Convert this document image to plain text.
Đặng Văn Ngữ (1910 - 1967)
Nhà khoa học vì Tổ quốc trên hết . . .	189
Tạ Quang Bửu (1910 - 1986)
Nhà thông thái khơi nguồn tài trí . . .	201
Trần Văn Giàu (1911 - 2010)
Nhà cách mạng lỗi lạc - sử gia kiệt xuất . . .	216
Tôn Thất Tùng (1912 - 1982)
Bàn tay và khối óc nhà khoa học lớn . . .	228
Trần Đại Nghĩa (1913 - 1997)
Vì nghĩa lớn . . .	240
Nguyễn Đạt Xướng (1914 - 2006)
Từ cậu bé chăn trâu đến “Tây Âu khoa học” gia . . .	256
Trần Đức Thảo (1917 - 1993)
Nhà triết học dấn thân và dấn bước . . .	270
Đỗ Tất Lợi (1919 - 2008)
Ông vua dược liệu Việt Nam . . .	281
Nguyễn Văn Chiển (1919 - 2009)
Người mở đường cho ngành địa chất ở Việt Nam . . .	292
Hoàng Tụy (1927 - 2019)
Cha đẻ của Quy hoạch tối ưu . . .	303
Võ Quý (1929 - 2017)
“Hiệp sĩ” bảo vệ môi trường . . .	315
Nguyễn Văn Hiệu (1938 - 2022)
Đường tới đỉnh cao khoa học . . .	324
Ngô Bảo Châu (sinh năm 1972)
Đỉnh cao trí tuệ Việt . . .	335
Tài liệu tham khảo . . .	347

+++

WHAT IS EXPECTED: Output an exact copy of each record.

FINAL RESULT:
Convert this document image to plain text.
Đặng Văn Ngữ (1910 - 1967)
Nhà khoa học vì Tổ quốc trên hết . . .	189
Tạ Quang Bửu (1910 - 1986)
Nhà thông thái khơi nguồn tài trí . . .	201
Trần Văn Giàu (1911 - 2010)
Nhà cách mạng lỗi lạc - sử gia kiệt xuất . . .	216
Tôn Thất Tùng (1912 - 1982)
Bàn tay và khối óc nhà khoa học lớn . . .	228
Trần Đại Nghĩa (1913 - 1997)
Vì nghĩa lớn . . .	240
Nguyễn Đạt Xướng (1914 - 2006)
Từ cậu bé chăn trâu đến “Tây Âu khoa học” gia . . .	256
Trần Đức Thảo (1917 - 1993)
Nhà triết học dấn thân và dấn bước . . .	270
Đỗ Tất Lợi (1919 - 2008)
Ông vua dược liệu Việt Nam . . .	281
Nguyễn Văn Chiển (1919 - 2009)
Người mở đường cho ngành địa chất ở Việt Nam . . .	292
Hoàng Tụy (1927 - 2019)
Cha đẻ của Quy hoạch tối ưu . . .	303
Võ Quý (1929 - 2017)
“Hiệp sĩ” bảo vệ môi trường . . .	315
Nguyễn Văn Hiệu (1938 - 2022)
Đường tới đỉnh cao khoa học . . .	324
Ngô Bảo Châu (sinh năm 1972)
Đỉnh cao trí tuệ Việt . . .	335
Tài liệu tham khảo . . .	347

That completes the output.